» **TASK**
Could you repeat every entry below word for word, leaving out the pictures?

» **DATA TO EXAMINE**
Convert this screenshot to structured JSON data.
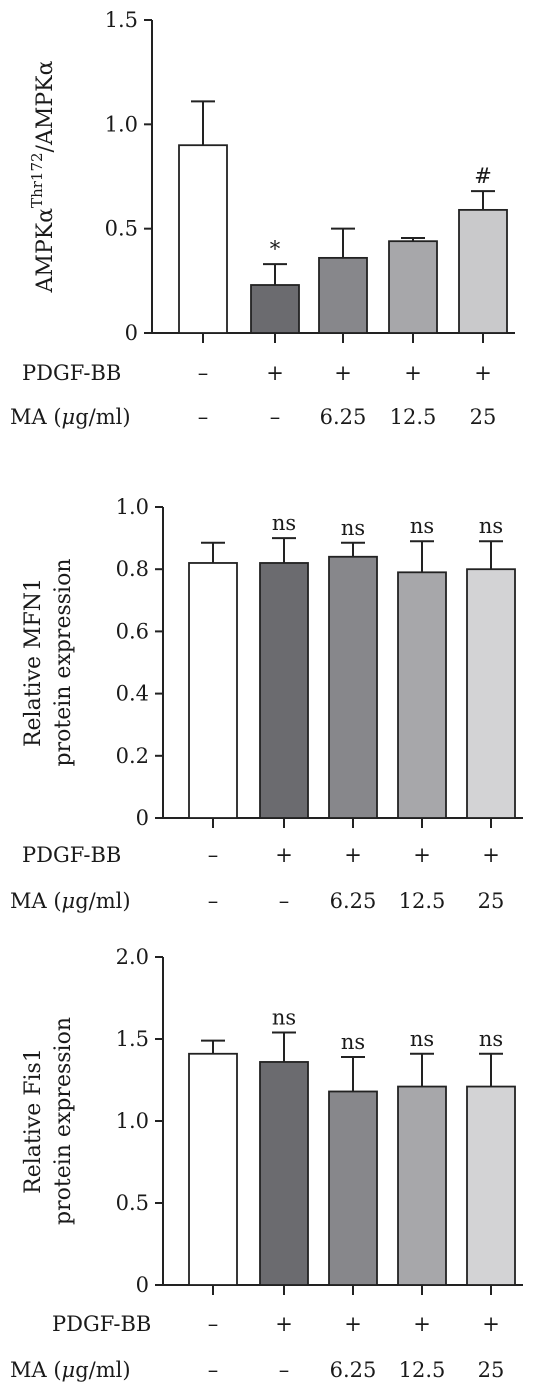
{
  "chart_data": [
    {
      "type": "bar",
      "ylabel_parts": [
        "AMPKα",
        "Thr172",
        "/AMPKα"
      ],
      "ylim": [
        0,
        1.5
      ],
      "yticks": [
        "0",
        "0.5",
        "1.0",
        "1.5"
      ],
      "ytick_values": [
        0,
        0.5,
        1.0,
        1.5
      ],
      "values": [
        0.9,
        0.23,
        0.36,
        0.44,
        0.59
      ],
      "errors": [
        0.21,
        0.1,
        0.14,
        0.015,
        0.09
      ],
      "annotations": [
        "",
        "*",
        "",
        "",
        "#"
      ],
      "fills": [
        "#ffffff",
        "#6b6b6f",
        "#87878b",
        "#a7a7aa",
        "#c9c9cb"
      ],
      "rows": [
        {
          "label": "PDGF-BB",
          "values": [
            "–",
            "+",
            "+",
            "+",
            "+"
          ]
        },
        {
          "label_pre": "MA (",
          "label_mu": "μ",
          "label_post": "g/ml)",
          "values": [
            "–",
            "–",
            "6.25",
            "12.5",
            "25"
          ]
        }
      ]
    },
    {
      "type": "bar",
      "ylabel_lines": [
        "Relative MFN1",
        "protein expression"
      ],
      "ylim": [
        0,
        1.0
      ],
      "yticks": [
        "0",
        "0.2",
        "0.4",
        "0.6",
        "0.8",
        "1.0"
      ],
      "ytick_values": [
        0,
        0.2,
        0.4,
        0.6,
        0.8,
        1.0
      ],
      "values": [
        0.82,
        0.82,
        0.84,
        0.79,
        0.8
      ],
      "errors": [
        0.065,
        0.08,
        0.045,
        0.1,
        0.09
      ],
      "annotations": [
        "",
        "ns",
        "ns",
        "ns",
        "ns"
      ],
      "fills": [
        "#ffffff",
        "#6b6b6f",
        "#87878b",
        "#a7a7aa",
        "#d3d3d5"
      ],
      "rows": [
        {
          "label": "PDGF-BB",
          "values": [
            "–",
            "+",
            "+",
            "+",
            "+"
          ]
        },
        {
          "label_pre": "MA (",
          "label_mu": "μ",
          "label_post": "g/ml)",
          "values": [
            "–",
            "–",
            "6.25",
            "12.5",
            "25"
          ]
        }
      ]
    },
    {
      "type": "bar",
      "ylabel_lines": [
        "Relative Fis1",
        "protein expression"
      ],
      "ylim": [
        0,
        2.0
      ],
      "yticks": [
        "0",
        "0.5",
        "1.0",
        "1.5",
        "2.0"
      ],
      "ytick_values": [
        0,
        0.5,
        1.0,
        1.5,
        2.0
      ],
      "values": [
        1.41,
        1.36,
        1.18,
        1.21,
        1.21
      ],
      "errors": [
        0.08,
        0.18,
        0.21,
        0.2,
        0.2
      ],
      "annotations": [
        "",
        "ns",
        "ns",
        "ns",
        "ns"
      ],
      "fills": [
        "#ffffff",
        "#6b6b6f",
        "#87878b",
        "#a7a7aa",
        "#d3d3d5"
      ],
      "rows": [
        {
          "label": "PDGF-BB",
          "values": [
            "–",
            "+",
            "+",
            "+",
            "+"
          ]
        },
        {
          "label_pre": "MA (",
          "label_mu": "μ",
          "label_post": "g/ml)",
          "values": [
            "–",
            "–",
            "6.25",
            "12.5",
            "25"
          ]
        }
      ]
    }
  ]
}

» **EXERCISE OUTPUT**
Convert this screenshot to structured JSON data.
{
  "chart_data": [
    {
      "type": "bar",
      "ylabel_parts": [
        "AMPKα",
        "Thr172",
        "/AMPKα"
      ],
      "ylim": [
        0,
        1.5
      ],
      "yticks": [
        "0",
        "0.5",
        "1.0",
        "1.5"
      ],
      "ytick_values": [
        0,
        0.5,
        1.0,
        1.5
      ],
      "values": [
        0.9,
        0.23,
        0.36,
        0.44,
        0.59
      ],
      "errors": [
        0.21,
        0.1,
        0.14,
        0.015,
        0.09
      ],
      "annotations": [
        "",
        "*",
        "",
        "",
        "#"
      ],
      "fills": [
        "#ffffff",
        "#6b6b6f",
        "#87878b",
        "#a7a7aa",
        "#c9c9cb"
      ],
      "rows": [
        {
          "label": "PDGF-BB",
          "values": [
            "–",
            "+",
            "+",
            "+",
            "+"
          ]
        },
        {
          "label_pre": "MA (",
          "label_mu": "μ",
          "label_post": "g/ml)",
          "values": [
            "–",
            "–",
            "6.25",
            "12.5",
            "25"
          ]
        }
      ]
    },
    {
      "type": "bar",
      "ylabel_lines": [
        "Relative MFN1",
        "protein expression"
      ],
      "ylim": [
        0,
        1.0
      ],
      "yticks": [
        "0",
        "0.2",
        "0.4",
        "0.6",
        "0.8",
        "1.0"
      ],
      "ytick_values": [
        0,
        0.2,
        0.4,
        0.6,
        0.8,
        1.0
      ],
      "values": [
        0.82,
        0.82,
        0.84,
        0.79,
        0.8
      ],
      "errors": [
        0.065,
        0.08,
        0.045,
        0.1,
        0.09
      ],
      "annotations": [
        "",
        "ns",
        "ns",
        "ns",
        "ns"
      ],
      "fills": [
        "#ffffff",
        "#6b6b6f",
        "#87878b",
        "#a7a7aa",
        "#d3d3d5"
      ],
      "rows": [
        {
          "label": "PDGF-BB",
          "values": [
            "–",
            "+",
            "+",
            "+",
            "+"
          ]
        },
        {
          "label_pre": "MA (",
          "label_mu": "μ",
          "label_post": "g/ml)",
          "values": [
            "–",
            "–",
            "6.25",
            "12.5",
            "25"
          ]
        }
      ]
    },
    {
      "type": "bar",
      "ylabel_lines": [
        "Relative Fis1",
        "protein expression"
      ],
      "ylim": [
        0,
        2.0
      ],
      "yticks": [
        "0",
        "0.5",
        "1.0",
        "1.5",
        "2.0"
      ],
      "ytick_values": [
        0,
        0.5,
        1.0,
        1.5,
        2.0
      ],
      "values": [
        1.41,
        1.36,
        1.18,
        1.21,
        1.21
      ],
      "errors": [
        0.08,
        0.18,
        0.21,
        0.2,
        0.2
      ],
      "annotations": [
        "",
        "ns",
        "ns",
        "ns",
        "ns"
      ],
      "fills": [
        "#ffffff",
        "#6b6b6f",
        "#87878b",
        "#a7a7aa",
        "#d3d3d5"
      ],
      "rows": [
        {
          "label": "PDGF-BB",
          "values": [
            "–",
            "+",
            "+",
            "+",
            "+"
          ]
        },
        {
          "label_pre": "MA (",
          "label_mu": "μ",
          "label_post": "g/ml)",
          "values": [
            "–",
            "–",
            "6.25",
            "12.5",
            "25"
          ]
        }
      ]
    }
  ]
}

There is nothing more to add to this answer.